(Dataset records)
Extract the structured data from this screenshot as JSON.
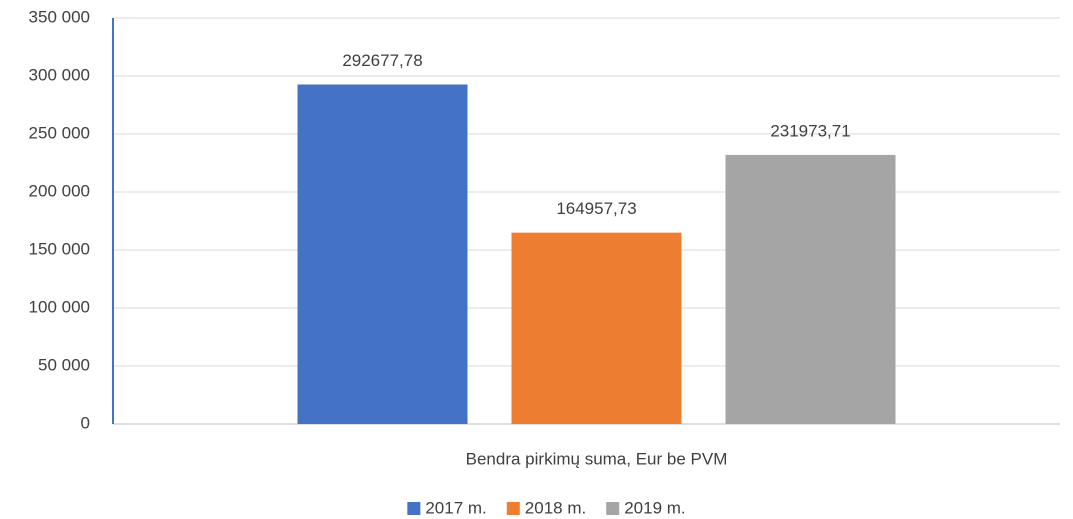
{
  "chart_data": {
    "type": "bar",
    "categories": [
      "Bendra pirkimų suma, Eur be PVM"
    ],
    "series": [
      {
        "name": "2017 m.",
        "color": "#4472c4",
        "values": [
          292677.78
        ],
        "value_labels": [
          "292677,78"
        ]
      },
      {
        "name": "2018 m.",
        "color": "#ed7d31",
        "values": [
          164957.73
        ],
        "value_labels": [
          "164957,73"
        ]
      },
      {
        "name": "2019 m.",
        "color": "#a5a5a5",
        "values": [
          231973.71
        ],
        "value_labels": [
          "231973,71"
        ]
      }
    ],
    "ylim": [
      0,
      350000
    ],
    "yticks": [
      0,
      {
        "value": 50000,
        "label": "50 000"
      },
      {
        "value": 100000,
        "label": "100 000"
      },
      {
        "value": 150000,
        "label": "150 000"
      },
      {
        "value": 200000,
        "label": "200 000"
      },
      {
        "value": 250000,
        "label": "250 000"
      },
      {
        "value": 300000,
        "label": "300 000"
      },
      {
        "value": 350000,
        "label": "350 000"
      }
    ],
    "grid": true,
    "legend": "bottom"
  }
}
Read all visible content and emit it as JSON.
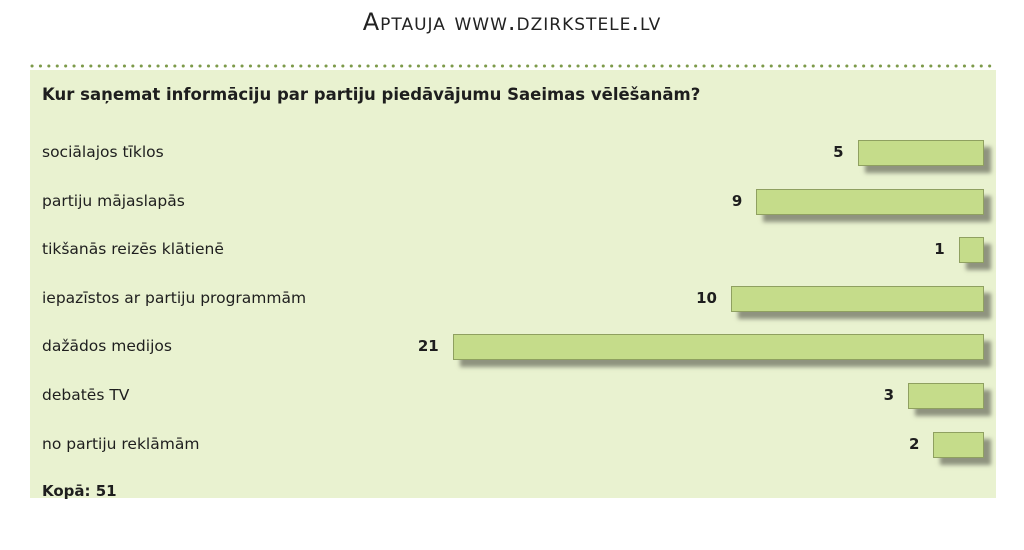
{
  "header": {
    "title": "Aptauja www.dzirkstele.lv"
  },
  "chart_data": {
    "type": "bar",
    "title": "Kur saņemat informāciju par partiju piedāvājumu Saeimas vēlēšanām?",
    "categories": [
      "sociālajos tīklos",
      "partiju mājaslapās",
      "tikšanās reizēs klātienē",
      "iepazīstos ar partiju programmām",
      "dažādos medijos",
      "debatēs TV",
      "no partiju reklāmām"
    ],
    "values": [
      5,
      9,
      1,
      10,
      21,
      3,
      2
    ],
    "total_label": "Kopā: 51",
    "bar_color": "#c5dc8a",
    "orientation": "horizontal",
    "bar_anchor": "right"
  }
}
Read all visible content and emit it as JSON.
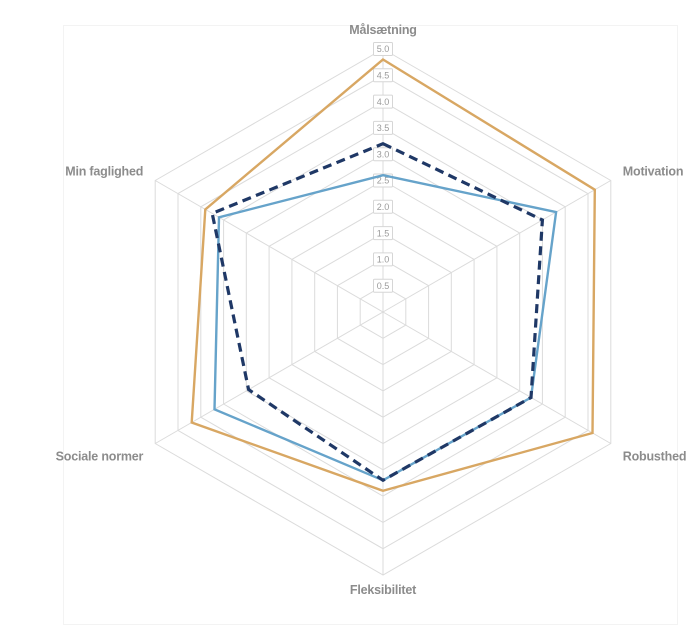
{
  "chart_data": {
    "type": "radar",
    "title": "",
    "categories": [
      "Målsætning",
      "Motivation",
      "Robusthed",
      "Fleksibilitet",
      "Sociale normer",
      "Min faglighed"
    ],
    "scale": {
      "min": 0,
      "max": 5.0,
      "step": 0.5,
      "ticks": [
        "0.5",
        "1.0",
        "1.5",
        "2.0",
        "2.5",
        "3.0",
        "3.5",
        "4.0",
        "4.5",
        "5.0"
      ]
    },
    "series": [
      {
        "name": "series-tan-solid",
        "style": "solid",
        "color": "#D8A763",
        "values": [
          4.8,
          4.65,
          4.6,
          3.4,
          4.2,
          3.9
        ]
      },
      {
        "name": "series-blue-solid",
        "style": "solid",
        "color": "#66A3CA",
        "values": [
          2.6,
          3.8,
          3.25,
          3.2,
          3.7,
          3.6
        ]
      },
      {
        "name": "series-navy-dashed",
        "style": "dashed",
        "color": "#1F3866",
        "values": [
          3.2,
          3.5,
          3.25,
          3.2,
          2.95,
          3.75
        ]
      }
    ],
    "legend": "none",
    "grid": "on",
    "grid_shape": "hexagon",
    "grid_color": "#DBDBDB",
    "axis_label_color": "#8C8C8C",
    "tick_label_color": "#9A9A9A",
    "tick_box_border_color": "#D6D6D6",
    "tick_box_fill": "#FFFFFF",
    "panel_border_color": "#F3F3F3",
    "background_color": "#FFFFFF"
  }
}
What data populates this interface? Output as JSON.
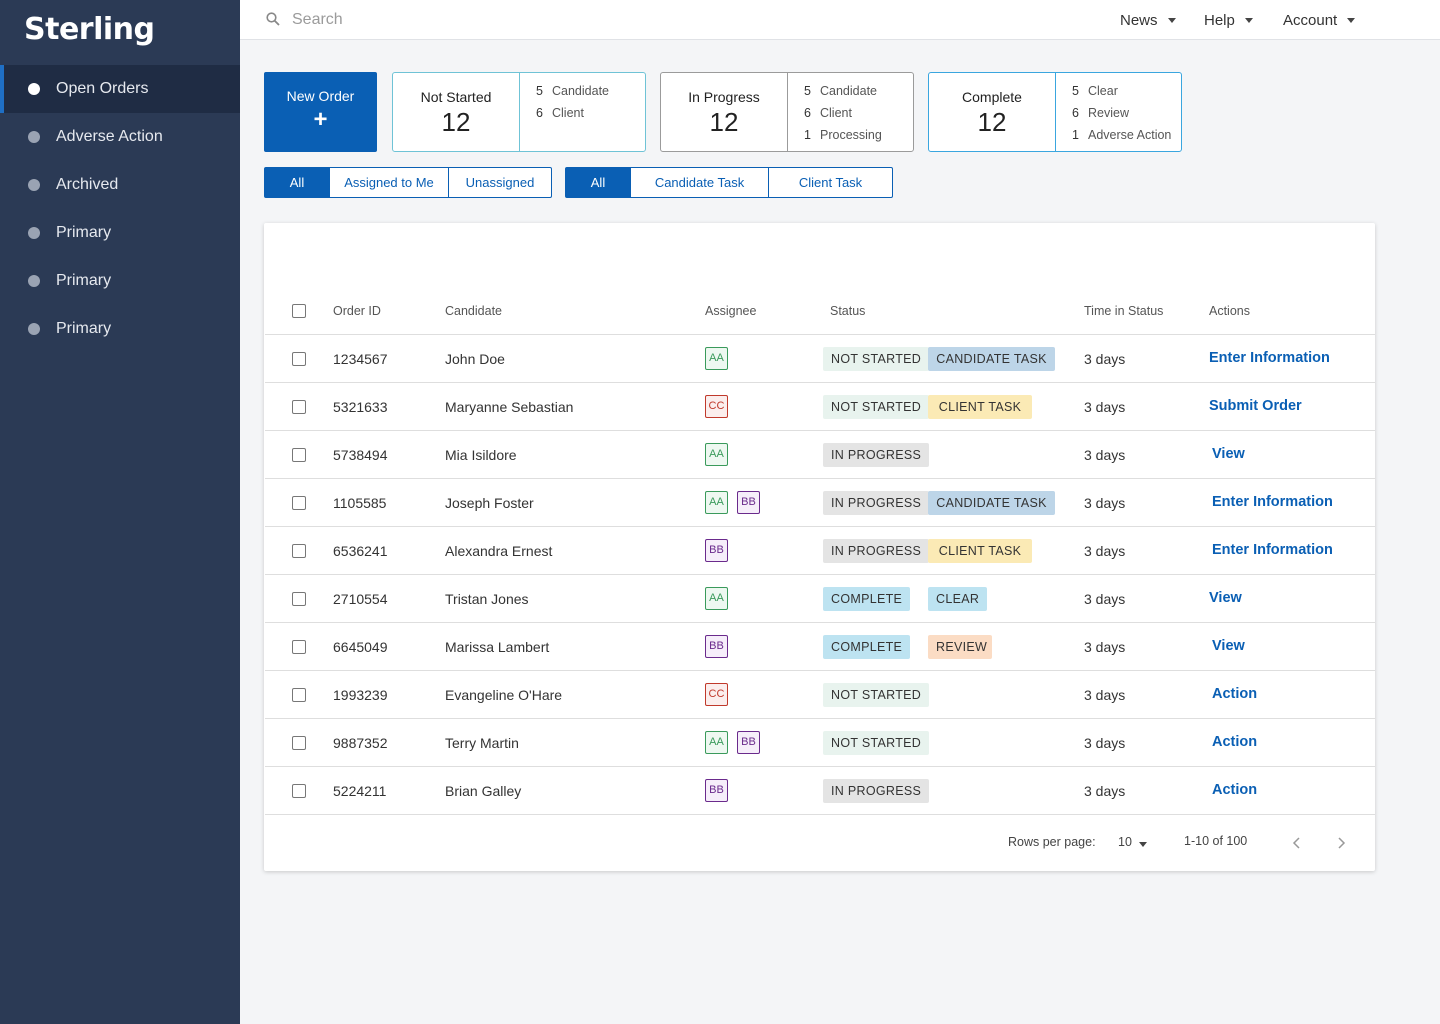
{
  "app": {
    "logo": "Sterling"
  },
  "sidebar": {
    "items": [
      {
        "label": "Open Orders",
        "active": true
      },
      {
        "label": "Adverse Action",
        "active": false
      },
      {
        "label": "Archived",
        "active": false
      },
      {
        "label": "Primary",
        "active": false
      },
      {
        "label": "Primary",
        "active": false
      },
      {
        "label": "Primary",
        "active": false
      }
    ]
  },
  "topbar": {
    "search_placeholder": "Search",
    "menus": [
      "News",
      "Help",
      "Account"
    ]
  },
  "summary": {
    "new_order_label": "New Order",
    "new_order_icon": "+",
    "cards": [
      {
        "title": "Not Started",
        "count": "12",
        "color": "#6fc3d6",
        "rows": [
          {
            "n": "5",
            "label": "Candidate"
          },
          {
            "n": "6",
            "label": "Client"
          }
        ]
      },
      {
        "title": "In Progress",
        "count": "12",
        "color": "#9b9b9b",
        "rows": [
          {
            "n": "5",
            "label": "Candidate"
          },
          {
            "n": "6",
            "label": "Client"
          },
          {
            "n": "1",
            "label": "Processing"
          }
        ]
      },
      {
        "title": "Complete",
        "count": "12",
        "color": "#3aa6df",
        "rows": [
          {
            "n": "5",
            "label": "Clear"
          },
          {
            "n": "6",
            "label": "Review"
          },
          {
            "n": "1",
            "label": "Adverse Action"
          }
        ]
      }
    ]
  },
  "filters": {
    "assign": [
      "All",
      "Assigned to Me",
      "Unassigned"
    ],
    "task": [
      "All",
      "Candidate Task",
      "Client Task"
    ]
  },
  "table": {
    "headers": {
      "order_id": "Order ID",
      "candidate": "Candidate",
      "assignee": "Assignee",
      "status": "Status",
      "time": "Time in Status",
      "actions": "Actions"
    },
    "rows": [
      {
        "id": "1234567",
        "name": "John Doe",
        "assignees": [
          "AA"
        ],
        "status": "NOT STARTED",
        "task": "CANDIDATE TASK",
        "time": "3 days",
        "action": "Enter Information"
      },
      {
        "id": "5321633",
        "name": "Maryanne Sebastian",
        "assignees": [
          "CC"
        ],
        "status": "NOT STARTED",
        "task": "CLIENT TASK",
        "time": "3 days",
        "action": "Submit Order"
      },
      {
        "id": "5738494",
        "name": "Mia Isildore",
        "assignees": [
          "AA"
        ],
        "status": "IN PROGRESS",
        "task": "",
        "time": "3 days",
        "action": "View"
      },
      {
        "id": "1105585",
        "name": "Joseph Foster",
        "assignees": [
          "AA",
          "BB"
        ],
        "status": "IN PROGRESS",
        "task": "CANDIDATE TASK",
        "time": "3 days",
        "action": "Enter Information"
      },
      {
        "id": "6536241",
        "name": "Alexandra Ernest",
        "assignees": [
          "BB"
        ],
        "status": "IN PROGRESS",
        "task": "CLIENT TASK",
        "time": "3 days",
        "action": "Enter Information"
      },
      {
        "id": "2710554",
        "name": "Tristan Jones",
        "assignees": [
          "AA"
        ],
        "status": "COMPLETE",
        "task": "CLEAR",
        "time": "3 days",
        "action": "View"
      },
      {
        "id": "6645049",
        "name": "Marissa Lambert",
        "assignees": [
          "BB"
        ],
        "status": "COMPLETE",
        "task": "REVIEW",
        "time": "3 days",
        "action": "View"
      },
      {
        "id": "1993239",
        "name": "Evangeline O'Hare",
        "assignees": [
          "CC"
        ],
        "status": "NOT STARTED",
        "task": "",
        "time": "3 days",
        "action": "Action"
      },
      {
        "id": "9887352",
        "name": "Terry Martin",
        "assignees": [
          "AA",
          "BB"
        ],
        "status": "NOT STARTED",
        "task": "",
        "time": "3 days",
        "action": "Action"
      },
      {
        "id": "5224211",
        "name": "Brian Galley",
        "assignees": [
          "BB"
        ],
        "status": "IN PROGRESS",
        "task": "",
        "time": "3 days",
        "action": "Action"
      }
    ]
  },
  "pagination": {
    "rows_per_page_label": "Rows per page:",
    "rows_per_page": "10",
    "range": "1-10 of 100"
  }
}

- [EXERCISE]
Transcribe the material exactly, leaving every picture out.

- [COMPLETE OUTPUT]
Extract the structured data from this screenshot as JSON.
{
  "chart_data": {
    "type": "bar",
    "categories": [
      "Bendra pirkimų suma, Eur be PVM"
    ],
    "series": [
      {
        "name": "2017 m.",
        "color": "#4472c4",
        "values": [
          292677.78
        ],
        "value_labels": [
          "292677,78"
        ]
      },
      {
        "name": "2018 m.",
        "color": "#ed7d31",
        "values": [
          164957.73
        ],
        "value_labels": [
          "164957,73"
        ]
      },
      {
        "name": "2019 m.",
        "color": "#a5a5a5",
        "values": [
          231973.71
        ],
        "value_labels": [
          "231973,71"
        ]
      }
    ],
    "ylim": [
      0,
      350000
    ],
    "yticks": [
      0,
      {
        "value": 50000,
        "label": "50 000"
      },
      {
        "value": 100000,
        "label": "100 000"
      },
      {
        "value": 150000,
        "label": "150 000"
      },
      {
        "value": 200000,
        "label": "200 000"
      },
      {
        "value": 250000,
        "label": "250 000"
      },
      {
        "value": 300000,
        "label": "300 000"
      },
      {
        "value": 350000,
        "label": "350 000"
      }
    ],
    "grid": true,
    "legend": "bottom"
  }
}
Read all visible content and emit it as JSON.
{
  "header": {
    "title": "Aptauja www.dzirkstele.lv"
  },
  "chart_data": {
    "type": "bar",
    "title": "Kur saņemat informāciju par partiju piedāvājumu Saeimas vēlēšanām?",
    "categories": [
      "sociālajos tīklos",
      "partiju mājaslapās",
      "tikšanās reizēs klātienē",
      "iepazīstos ar partiju programmām",
      "dažādos medijos",
      "debatēs TV",
      "no partiju reklāmām"
    ],
    "values": [
      5,
      9,
      1,
      10,
      21,
      3,
      2
    ],
    "total_label": "Kopā: 51",
    "bar_color": "#c5dc8a",
    "orientation": "horizontal",
    "bar_anchor": "right"
  }
}
Read all visible content and emit it as JSON.
{
  "chart_data": {
    "type": "radar",
    "title": "",
    "categories": [
      "Målsætning",
      "Motivation",
      "Robusthed",
      "Fleksibilitet",
      "Sociale normer",
      "Min faglighed"
    ],
    "scale": {
      "min": 0,
      "max": 5.0,
      "step": 0.5,
      "ticks": [
        "0.5",
        "1.0",
        "1.5",
        "2.0",
        "2.5",
        "3.0",
        "3.5",
        "4.0",
        "4.5",
        "5.0"
      ]
    },
    "series": [
      {
        "name": "series-tan-solid",
        "style": "solid",
        "color": "#D8A763",
        "values": [
          4.8,
          4.65,
          4.6,
          3.4,
          4.2,
          3.9
        ]
      },
      {
        "name": "series-blue-solid",
        "style": "solid",
        "color": "#66A3CA",
        "values": [
          2.6,
          3.8,
          3.25,
          3.2,
          3.7,
          3.6
        ]
      },
      {
        "name": "series-navy-dashed",
        "style": "dashed",
        "color": "#1F3866",
        "values": [
          3.2,
          3.5,
          3.25,
          3.2,
          2.95,
          3.75
        ]
      }
    ],
    "legend": "none",
    "grid": "on",
    "grid_shape": "hexagon",
    "grid_color": "#DBDBDB",
    "axis_label_color": "#8C8C8C",
    "tick_label_color": "#9A9A9A",
    "tick_box_border_color": "#D6D6D6",
    "tick_box_fill": "#FFFFFF",
    "panel_border_color": "#F3F3F3",
    "background_color": "#FFFFFF"
  }
}
What data populates this interface? Output as JSON.
{
  "app": {
    "logo": "Sterling"
  },
  "sidebar": {
    "items": [
      {
        "label": "Open Orders",
        "active": true
      },
      {
        "label": "Adverse Action",
        "active": false
      },
      {
        "label": "Archived",
        "active": false
      },
      {
        "label": "Primary",
        "active": false
      },
      {
        "label": "Primary",
        "active": false
      },
      {
        "label": "Primary",
        "active": false
      }
    ]
  },
  "topbar": {
    "search_placeholder": "Search",
    "menus": [
      "News",
      "Help",
      "Account"
    ]
  },
  "summary": {
    "new_order_label": "New Order",
    "new_order_icon": "+",
    "cards": [
      {
        "title": "Not Started",
        "count": "12",
        "color": "#6fc3d6",
        "rows": [
          {
            "n": "5",
            "label": "Candidate"
          },
          {
            "n": "6",
            "label": "Client"
          }
        ]
      },
      {
        "title": "In Progress",
        "count": "12",
        "color": "#9b9b9b",
        "rows": [
          {
            "n": "5",
            "label": "Candidate"
          },
          {
            "n": "6",
            "label": "Client"
          },
          {
            "n": "1",
            "label": "Processing"
          }
        ]
      },
      {
        "title": "Complete",
        "count": "12",
        "color": "#3aa6df",
        "rows": [
          {
            "n": "5",
            "label": "Clear"
          },
          {
            "n": "6",
            "label": "Review"
          },
          {
            "n": "1",
            "label": "Adverse Action"
          }
        ]
      }
    ]
  },
  "filters": {
    "assign": [
      "All",
      "Assigned to Me",
      "Unassigned"
    ],
    "task": [
      "All",
      "Candidate Task",
      "Client Task"
    ]
  },
  "table": {
    "headers": {
      "order_id": "Order ID",
      "candidate": "Candidate",
      "assignee": "Assignee",
      "status": "Status",
      "time": "Time in Status",
      "actions": "Actions"
    },
    "rows": [
      {
        "id": "1234567",
        "name": "John Doe",
        "assignees": [
          "AA"
        ],
        "status": "NOT STARTED",
        "task": "CANDIDATE TASK",
        "time": "3 days",
        "action": "Enter Information"
      },
      {
        "id": "5321633",
        "name": "Maryanne Sebastian",
        "assignees": [
          "CC"
        ],
        "status": "NOT STARTED",
        "task": "CLIENT TASK",
        "time": "3 days",
        "action": "Submit Order"
      },
      {
        "id": "5738494",
        "name": "Mia Isildore",
        "assignees": [
          "AA"
        ],
        "status": "IN PROGRESS",
        "task": "",
        "time": "3 days",
        "action": "View"
      },
      {
        "id": "1105585",
        "name": "Joseph Foster",
        "assignees": [
          "AA",
          "BB"
        ],
        "status": "IN PROGRESS",
        "task": "CANDIDATE TASK",
        "time": "3 days",
        "action": "Enter Information"
      },
      {
        "id": "6536241",
        "name": "Alexandra Ernest",
        "assignees": [
          "BB"
        ],
        "status": "IN PROGRESS",
        "task": "CLIENT TASK",
        "time": "3 days",
        "action": "Enter Information"
      },
      {
        "id": "2710554",
        "name": "Tristan Jones",
        "assignees": [
          "AA"
        ],
        "status": "COMPLETE",
        "task": "CLEAR",
        "time": "3 days",
        "action": "View"
      },
      {
        "id": "6645049",
        "name": "Marissa Lambert",
        "assignees": [
          "BB"
        ],
        "status": "COMPLETE",
        "task": "REVIEW",
        "time": "3 days",
        "action": "View"
      },
      {
        "id": "1993239",
        "name": "Evangeline O'Hare",
        "assignees": [
          "CC"
        ],
        "status": "NOT STARTED",
        "task": "",
        "time": "3 days",
        "action": "Action"
      },
      {
        "id": "9887352",
        "name": "Terry Martin",
        "assignees": [
          "AA",
          "BB"
        ],
        "status": "NOT STARTED",
        "task": "",
        "time": "3 days",
        "action": "Action"
      },
      {
        "id": "5224211",
        "name": "Brian Galley",
        "assignees": [
          "BB"
        ],
        "status": "IN PROGRESS",
        "task": "",
        "time": "3 days",
        "action": "Action"
      }
    ]
  },
  "pagination": {
    "rows_per_page_label": "Rows per page:",
    "rows_per_page": "10",
    "range": "1-10 of 100"
  }
}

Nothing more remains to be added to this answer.